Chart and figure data
--- start ---

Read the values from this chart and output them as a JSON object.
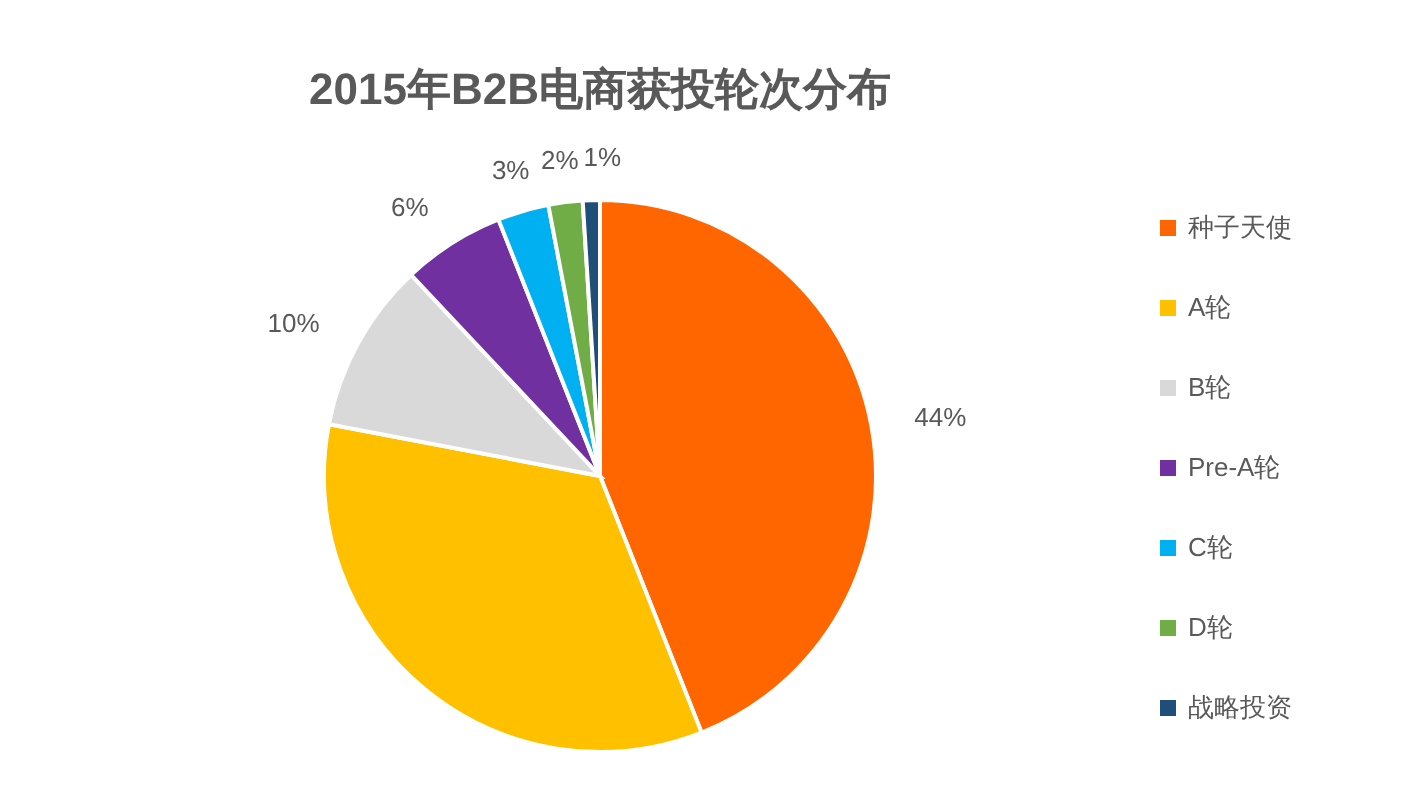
{
  "chart_data": {
    "type": "pie",
    "title": "2015年B2B电商获投轮次分布",
    "categories": [
      "种子天使",
      "A轮",
      "B轮",
      "Pre-A轮",
      "C轮",
      "D轮",
      "战略投资"
    ],
    "values": [
      44,
      34,
      10,
      6,
      3,
      2,
      1
    ],
    "value_labels": [
      "44%",
      null,
      "10%",
      "6%",
      "3%",
      "2%",
      "1%"
    ],
    "colors": [
      "#ff6600",
      "#ffc000",
      "#d9d9d9",
      "#7030a0",
      "#00b0f0",
      "#70ad47",
      "#1f4e79"
    ],
    "legend": "right"
  }
}
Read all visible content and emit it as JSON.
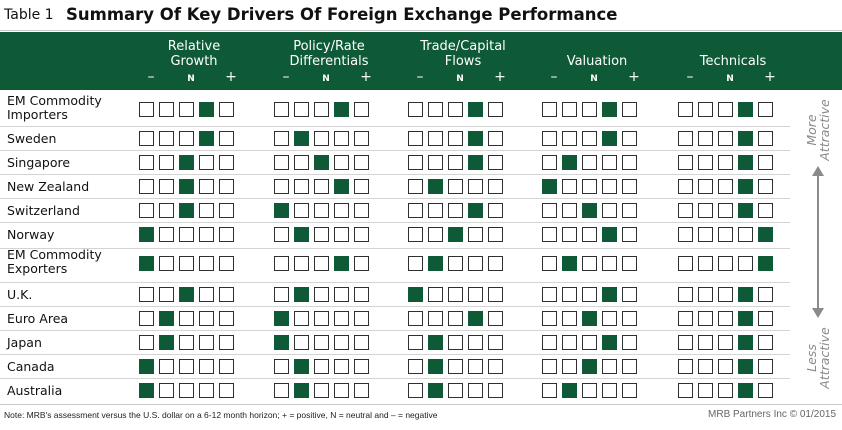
{
  "table_label": "Table 1",
  "title": "Summary Of Key Drivers Of Foreign Exchange Performance",
  "symbols": {
    "negative": "–",
    "neutral": "N",
    "positive": "+"
  },
  "columns": [
    {
      "label": "Relative\nGrowth"
    },
    {
      "label": "Policy/Rate\nDifferentials"
    },
    {
      "label": "Trade/Capital\nFlows"
    },
    {
      "label": "Valuation"
    },
    {
      "label": "Technicals"
    }
  ],
  "rows": [
    {
      "label": "EM Commodity\nImporters",
      "ratings": [
        4,
        4,
        4,
        4,
        4
      ]
    },
    {
      "label": "Sweden",
      "ratings": [
        4,
        2,
        4,
        4,
        4
      ]
    },
    {
      "label": "Singapore",
      "ratings": [
        3,
        3,
        4,
        2,
        4
      ]
    },
    {
      "label": "New Zealand",
      "ratings": [
        3,
        4,
        2,
        1,
        4
      ]
    },
    {
      "label": "Switzerland",
      "ratings": [
        3,
        1,
        4,
        3,
        4
      ]
    },
    {
      "label": "Norway",
      "ratings": [
        1,
        2,
        3,
        4,
        5
      ]
    },
    {
      "label": "EM Commodity\nExporters",
      "ratings": [
        1,
        4,
        2,
        2,
        5
      ]
    },
    {
      "label": "U.K.",
      "ratings": [
        3,
        2,
        1,
        4,
        4
      ]
    },
    {
      "label": "Euro Area",
      "ratings": [
        2,
        1,
        4,
        3,
        4
      ]
    },
    {
      "label": "Japan",
      "ratings": [
        2,
        1,
        2,
        4,
        4
      ]
    },
    {
      "label": "Canada",
      "ratings": [
        1,
        2,
        2,
        3,
        4
      ]
    },
    {
      "label": "Australia",
      "ratings": [
        1,
        2,
        2,
        2,
        4
      ]
    }
  ],
  "side_top": "More\nAttractive",
  "side_bottom": "Less\nAttractive",
  "footnote": "Note: MRB's assessment versus the U.S. dollar on a 6-12 month horizon; + = positive, N = neutral and – = negative",
  "credit": "MRB Partners Inc © 01/2015",
  "colors": {
    "accent": "#0e5a37",
    "arrow": "#8a8a8a"
  }
}
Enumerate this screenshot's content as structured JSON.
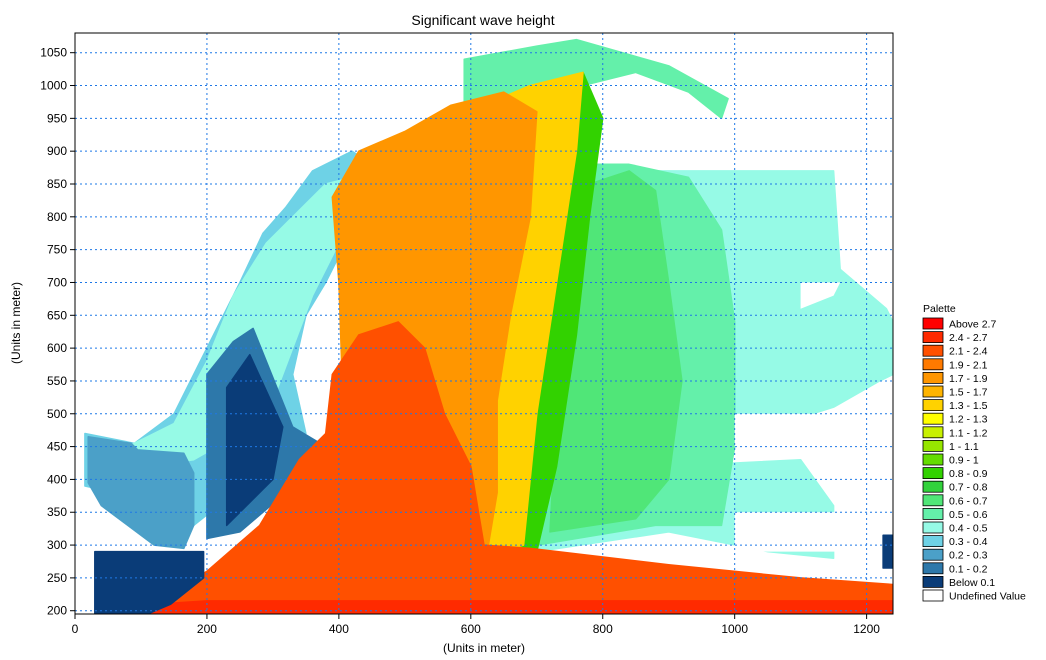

--- end ---

- Aim:
Retype the records exactly. Any image in them should not appear in what you write.

- Result below:
Read the values from this chart and output them as a JSON object.
{
  "chart_data": {
    "type": "pie",
    "title": "2015年B2B电商获投轮次分布",
    "categories": [
      "种子天使",
      "A轮",
      "B轮",
      "Pre-A轮",
      "C轮",
      "D轮",
      "战略投资"
    ],
    "values": [
      44,
      34,
      10,
      6,
      3,
      2,
      1
    ],
    "value_labels": [
      "44%",
      null,
      "10%",
      "6%",
      "3%",
      "2%",
      "1%"
    ],
    "colors": [
      "#ff6600",
      "#ffc000",
      "#d9d9d9",
      "#7030a0",
      "#00b0f0",
      "#70ad47",
      "#1f4e79"
    ],
    "legend": "right"
  }
}
Read all visible content and emit it as JSON.
{
  "table_label": "Table 1",
  "title": "Summary Of Key Drivers Of Foreign Exchange Performance",
  "symbols": {
    "negative": "–",
    "neutral": "N",
    "positive": "+"
  },
  "columns": [
    {
      "label": "Relative\nGrowth"
    },
    {
      "label": "Policy/Rate\nDifferentials"
    },
    {
      "label": "Trade/Capital\nFlows"
    },
    {
      "label": "Valuation"
    },
    {
      "label": "Technicals"
    }
  ],
  "rows": [
    {
      "label": "EM Commodity\nImporters",
      "ratings": [
        4,
        4,
        4,
        4,
        4
      ]
    },
    {
      "label": "Sweden",
      "ratings": [
        4,
        2,
        4,
        4,
        4
      ]
    },
    {
      "label": "Singapore",
      "ratings": [
        3,
        3,
        4,
        2,
        4
      ]
    },
    {
      "label": "New Zealand",
      "ratings": [
        3,
        4,
        2,
        1,
        4
      ]
    },
    {
      "label": "Switzerland",
      "ratings": [
        3,
        1,
        4,
        3,
        4
      ]
    },
    {
      "label": "Norway",
      "ratings": [
        1,
        2,
        3,
        4,
        5
      ]
    },
    {
      "label": "EM Commodity\nExporters",
      "ratings": [
        1,
        4,
        2,
        2,
        5
      ]
    },
    {
      "label": "U.K.",
      "ratings": [
        3,
        2,
        1,
        4,
        4
      ]
    },
    {
      "label": "Euro Area",
      "ratings": [
        2,
        1,
        4,
        3,
        4
      ]
    },
    {
      "label": "Japan",
      "ratings": [
        2,
        1,
        2,
        4,
        4
      ]
    },
    {
      "label": "Canada",
      "ratings": [
        1,
        2,
        2,
        3,
        4
      ]
    },
    {
      "label": "Australia",
      "ratings": [
        1,
        2,
        2,
        2,
        4
      ]
    }
  ],
  "side_top": "More\nAttractive",
  "side_bottom": "Less\nAttractive",
  "footnote": "Note: MRB's assessment versus the U.S. dollar on a 6-12 month horizon; + = positive, N = neutral and – = negative",
  "credit": "MRB Partners Inc © 01/2015",
  "colors": {
    "accent": "#0e5a37",
    "arrow": "#8a8a8a"
  }
}
Enumerate this screenshot's content as structured JSON.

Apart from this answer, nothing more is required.